╔══

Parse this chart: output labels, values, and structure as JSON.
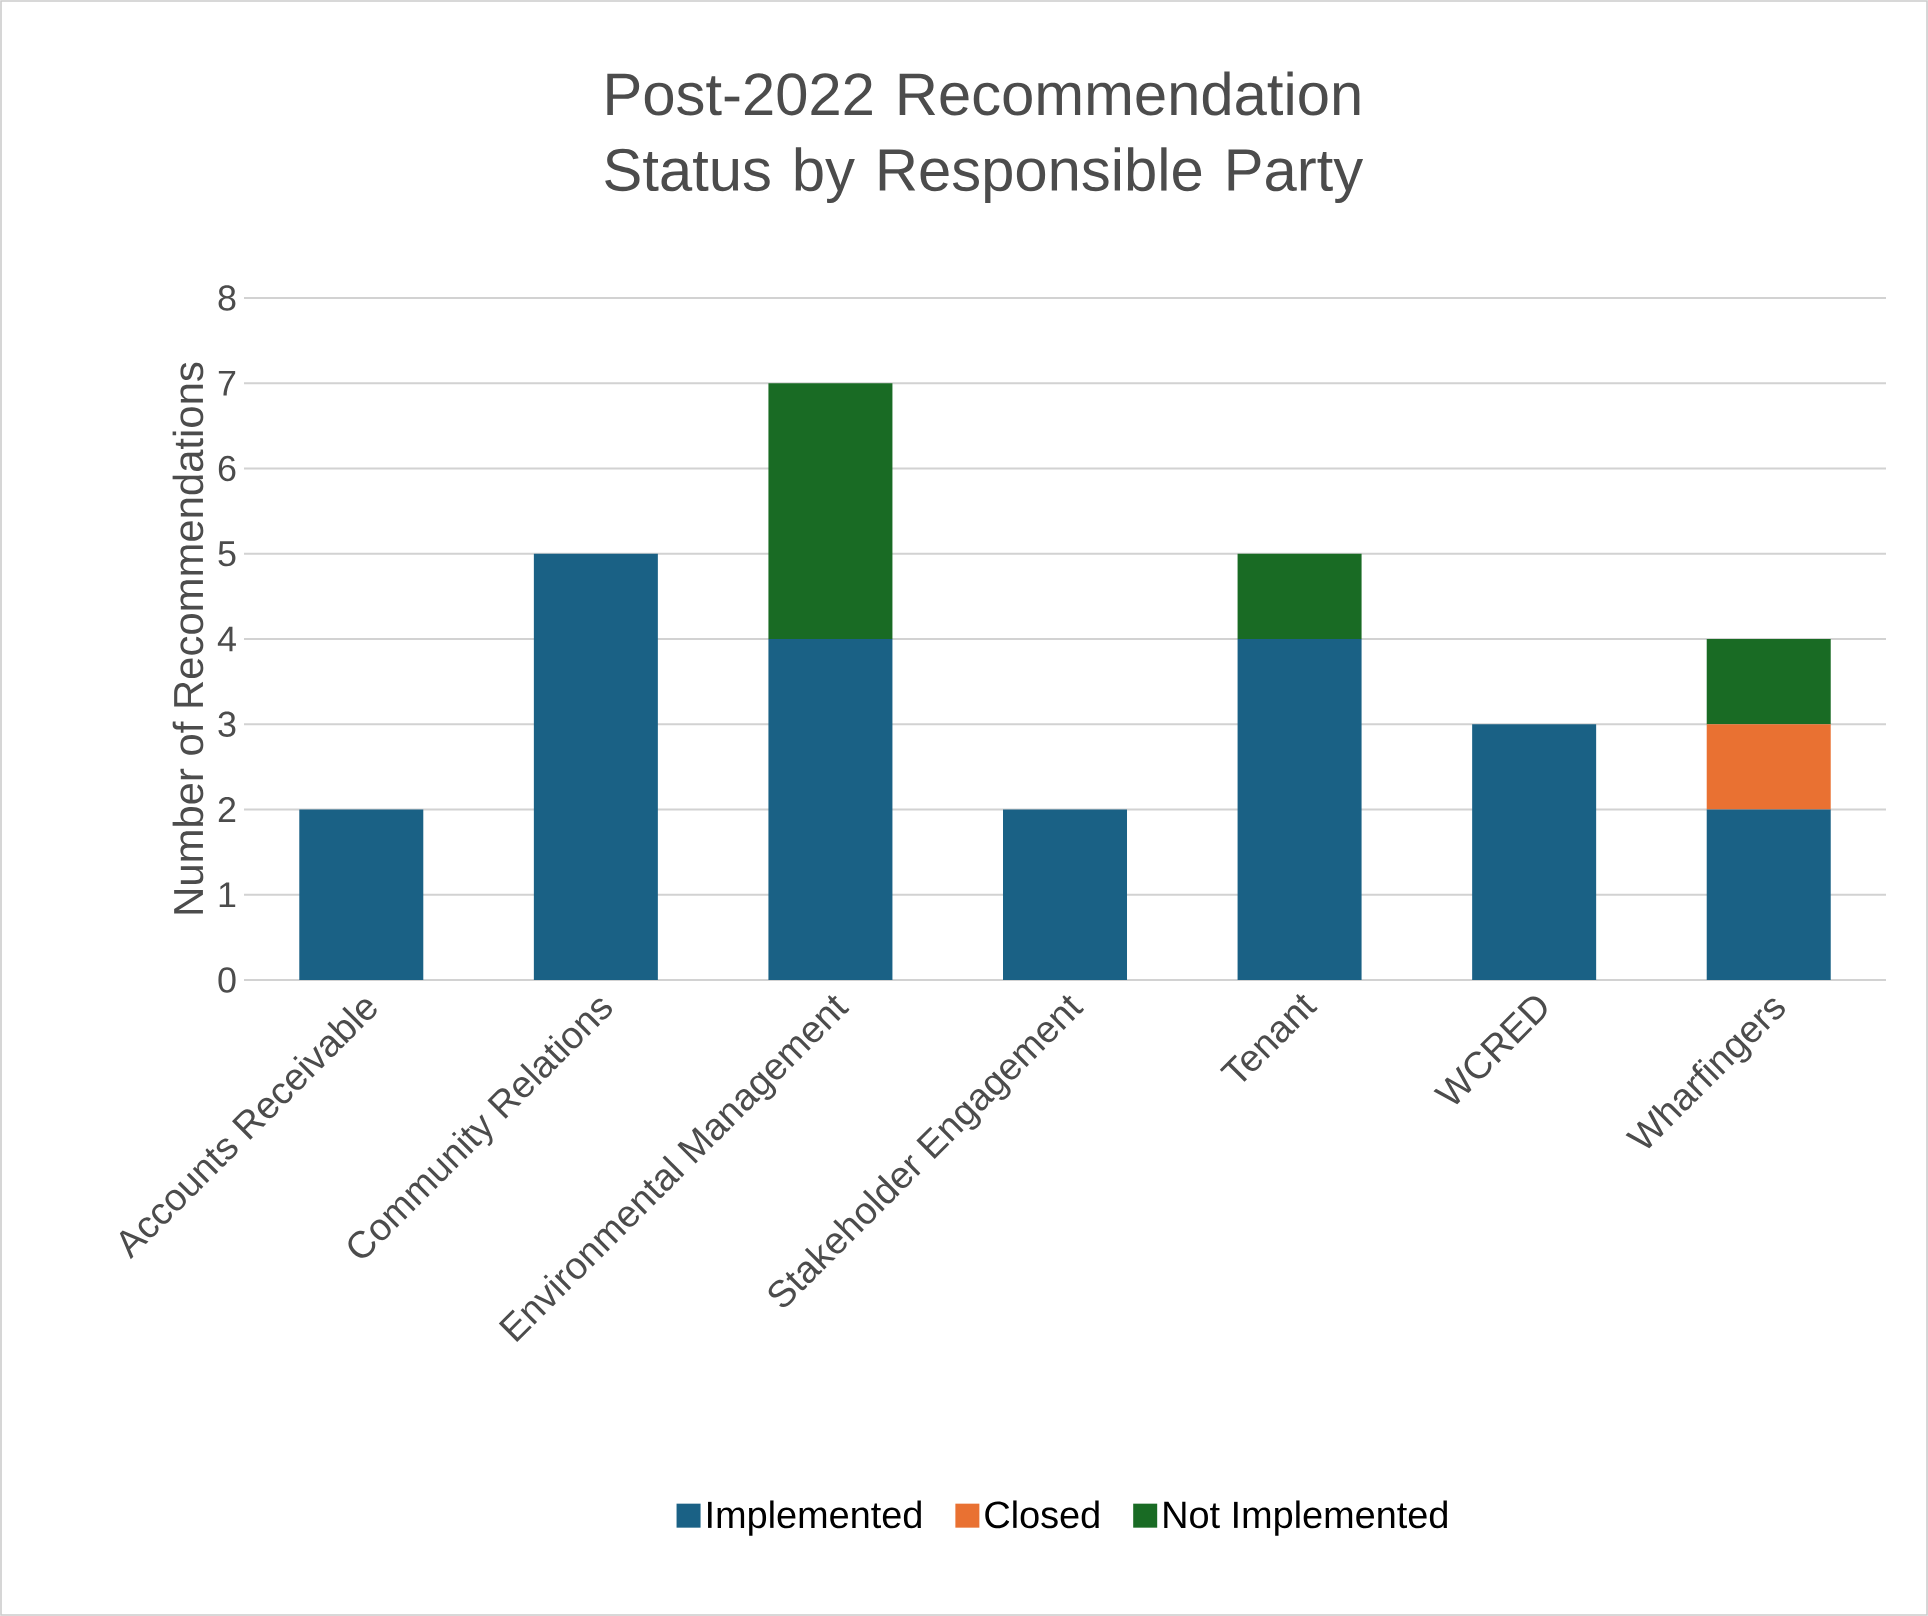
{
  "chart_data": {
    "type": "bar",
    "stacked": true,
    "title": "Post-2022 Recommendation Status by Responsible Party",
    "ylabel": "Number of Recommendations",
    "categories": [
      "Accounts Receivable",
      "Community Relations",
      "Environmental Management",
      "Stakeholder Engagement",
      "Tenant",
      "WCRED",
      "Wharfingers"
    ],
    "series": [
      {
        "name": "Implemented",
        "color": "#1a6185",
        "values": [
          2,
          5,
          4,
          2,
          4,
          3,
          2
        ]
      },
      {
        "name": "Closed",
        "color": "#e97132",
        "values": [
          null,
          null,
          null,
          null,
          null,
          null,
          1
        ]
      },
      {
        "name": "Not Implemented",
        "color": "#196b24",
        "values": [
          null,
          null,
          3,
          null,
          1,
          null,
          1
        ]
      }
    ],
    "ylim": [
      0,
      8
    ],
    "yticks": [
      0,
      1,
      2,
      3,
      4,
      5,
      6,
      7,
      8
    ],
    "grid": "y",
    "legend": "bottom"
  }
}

╚══

### WHAT THE EXERCISE ASKS
Every line above should be repeated exactly; pictures stay out of the copy.

### WRITTEN RESPONSE
Parse this chart: output labels, values, and structure as JSON.
{
  "chart_data": {
    "type": "bar",
    "stacked": true,
    "title": "Post-2022 Recommendation Status by Responsible Party",
    "ylabel": "Number of Recommendations",
    "categories": [
      "Accounts Receivable",
      "Community Relations",
      "Environmental Management",
      "Stakeholder Engagement",
      "Tenant",
      "WCRED",
      "Wharfingers"
    ],
    "series": [
      {
        "name": "Implemented",
        "color": "#1a6185",
        "values": [
          2,
          5,
          4,
          2,
          4,
          3,
          2
        ]
      },
      {
        "name": "Closed",
        "color": "#e97132",
        "values": [
          null,
          null,
          null,
          null,
          null,
          null,
          1
        ]
      },
      {
        "name": "Not Implemented",
        "color": "#196b24",
        "values": [
          null,
          null,
          3,
          null,
          1,
          null,
          1
        ]
      }
    ],
    "ylim": [
      0,
      8
    ],
    "yticks": [
      0,
      1,
      2,
      3,
      4,
      5,
      6,
      7,
      8
    ],
    "grid": "y",
    "legend": "bottom"
  }
}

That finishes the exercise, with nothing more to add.